(Records that describe figures)

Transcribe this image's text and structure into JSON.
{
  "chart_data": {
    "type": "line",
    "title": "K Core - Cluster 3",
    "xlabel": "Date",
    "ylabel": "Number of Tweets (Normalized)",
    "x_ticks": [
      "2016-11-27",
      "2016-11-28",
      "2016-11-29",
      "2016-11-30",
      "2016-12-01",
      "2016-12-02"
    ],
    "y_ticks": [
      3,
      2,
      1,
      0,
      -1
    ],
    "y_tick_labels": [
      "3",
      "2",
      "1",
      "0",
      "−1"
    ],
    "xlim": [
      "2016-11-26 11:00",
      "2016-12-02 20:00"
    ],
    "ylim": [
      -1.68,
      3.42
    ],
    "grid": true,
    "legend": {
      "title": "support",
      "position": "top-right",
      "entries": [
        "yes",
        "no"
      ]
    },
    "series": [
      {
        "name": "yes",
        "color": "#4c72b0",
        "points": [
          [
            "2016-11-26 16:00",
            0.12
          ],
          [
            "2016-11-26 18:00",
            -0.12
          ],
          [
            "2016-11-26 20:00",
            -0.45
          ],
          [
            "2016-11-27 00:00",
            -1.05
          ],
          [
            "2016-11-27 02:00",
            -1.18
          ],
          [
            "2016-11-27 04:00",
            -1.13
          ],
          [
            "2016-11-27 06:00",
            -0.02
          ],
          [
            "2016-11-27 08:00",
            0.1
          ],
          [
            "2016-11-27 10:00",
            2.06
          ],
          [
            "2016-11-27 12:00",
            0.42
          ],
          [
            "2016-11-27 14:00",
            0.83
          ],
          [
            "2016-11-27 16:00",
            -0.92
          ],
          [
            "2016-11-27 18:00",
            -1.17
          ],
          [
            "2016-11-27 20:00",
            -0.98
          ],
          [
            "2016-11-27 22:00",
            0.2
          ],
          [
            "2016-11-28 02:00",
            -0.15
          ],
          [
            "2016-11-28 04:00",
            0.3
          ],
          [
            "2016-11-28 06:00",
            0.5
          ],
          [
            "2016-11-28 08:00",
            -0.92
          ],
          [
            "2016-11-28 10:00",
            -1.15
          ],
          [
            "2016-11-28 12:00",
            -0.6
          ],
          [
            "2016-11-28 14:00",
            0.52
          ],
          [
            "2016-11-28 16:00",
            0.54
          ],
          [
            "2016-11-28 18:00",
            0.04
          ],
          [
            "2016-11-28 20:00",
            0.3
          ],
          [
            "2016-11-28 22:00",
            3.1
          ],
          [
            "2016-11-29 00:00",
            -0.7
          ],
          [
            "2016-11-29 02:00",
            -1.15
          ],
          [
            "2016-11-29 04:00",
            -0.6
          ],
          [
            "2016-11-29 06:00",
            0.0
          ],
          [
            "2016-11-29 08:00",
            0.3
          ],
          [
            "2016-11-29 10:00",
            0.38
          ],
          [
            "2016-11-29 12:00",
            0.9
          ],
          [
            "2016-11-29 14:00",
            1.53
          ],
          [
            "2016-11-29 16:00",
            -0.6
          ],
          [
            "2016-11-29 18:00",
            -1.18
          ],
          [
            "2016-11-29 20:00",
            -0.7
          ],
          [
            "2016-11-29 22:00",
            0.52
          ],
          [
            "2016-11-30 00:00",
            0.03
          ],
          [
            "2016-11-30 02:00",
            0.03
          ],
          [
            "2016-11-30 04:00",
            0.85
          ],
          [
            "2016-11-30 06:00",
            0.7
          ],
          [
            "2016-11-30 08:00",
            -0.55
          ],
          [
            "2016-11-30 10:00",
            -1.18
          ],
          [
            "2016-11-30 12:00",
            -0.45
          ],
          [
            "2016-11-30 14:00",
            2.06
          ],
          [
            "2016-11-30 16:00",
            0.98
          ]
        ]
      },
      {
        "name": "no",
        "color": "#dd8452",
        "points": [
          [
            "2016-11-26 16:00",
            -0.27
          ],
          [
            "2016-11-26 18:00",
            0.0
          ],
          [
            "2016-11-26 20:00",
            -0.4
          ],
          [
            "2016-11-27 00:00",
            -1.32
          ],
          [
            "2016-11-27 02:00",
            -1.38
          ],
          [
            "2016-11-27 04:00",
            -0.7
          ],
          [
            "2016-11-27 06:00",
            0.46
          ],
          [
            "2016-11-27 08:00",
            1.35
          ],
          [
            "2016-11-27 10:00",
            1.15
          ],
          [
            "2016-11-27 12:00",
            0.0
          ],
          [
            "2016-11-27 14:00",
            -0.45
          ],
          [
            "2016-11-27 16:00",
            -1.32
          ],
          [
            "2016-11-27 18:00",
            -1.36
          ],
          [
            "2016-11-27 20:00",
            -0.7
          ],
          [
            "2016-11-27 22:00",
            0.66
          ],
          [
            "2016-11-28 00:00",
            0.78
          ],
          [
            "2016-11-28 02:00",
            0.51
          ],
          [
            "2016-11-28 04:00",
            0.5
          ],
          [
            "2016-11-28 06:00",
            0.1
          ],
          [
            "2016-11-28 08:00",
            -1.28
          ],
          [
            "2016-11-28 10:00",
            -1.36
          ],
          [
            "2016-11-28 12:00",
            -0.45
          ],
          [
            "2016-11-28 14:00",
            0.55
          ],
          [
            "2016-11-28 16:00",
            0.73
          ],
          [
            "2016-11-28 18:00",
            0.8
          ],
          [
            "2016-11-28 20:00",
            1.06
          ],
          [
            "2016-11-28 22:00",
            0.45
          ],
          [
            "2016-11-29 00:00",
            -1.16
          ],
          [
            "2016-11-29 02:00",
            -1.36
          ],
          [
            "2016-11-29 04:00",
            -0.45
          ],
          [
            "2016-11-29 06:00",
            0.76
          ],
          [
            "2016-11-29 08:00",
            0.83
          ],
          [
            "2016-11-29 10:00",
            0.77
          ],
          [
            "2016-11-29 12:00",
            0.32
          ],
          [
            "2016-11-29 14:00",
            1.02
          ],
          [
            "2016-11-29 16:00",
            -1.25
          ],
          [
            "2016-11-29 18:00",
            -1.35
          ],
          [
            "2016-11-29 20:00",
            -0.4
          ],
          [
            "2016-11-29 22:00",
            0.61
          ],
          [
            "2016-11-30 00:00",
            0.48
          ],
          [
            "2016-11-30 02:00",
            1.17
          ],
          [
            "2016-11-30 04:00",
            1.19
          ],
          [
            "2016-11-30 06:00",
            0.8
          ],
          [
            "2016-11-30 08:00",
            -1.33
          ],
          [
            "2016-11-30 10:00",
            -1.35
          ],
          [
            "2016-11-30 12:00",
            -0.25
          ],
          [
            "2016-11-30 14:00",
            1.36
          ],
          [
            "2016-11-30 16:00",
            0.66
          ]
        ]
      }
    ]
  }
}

Objective: State the count of lines holding the string "title" in the listing above, and nothing else.

Exercise output: 2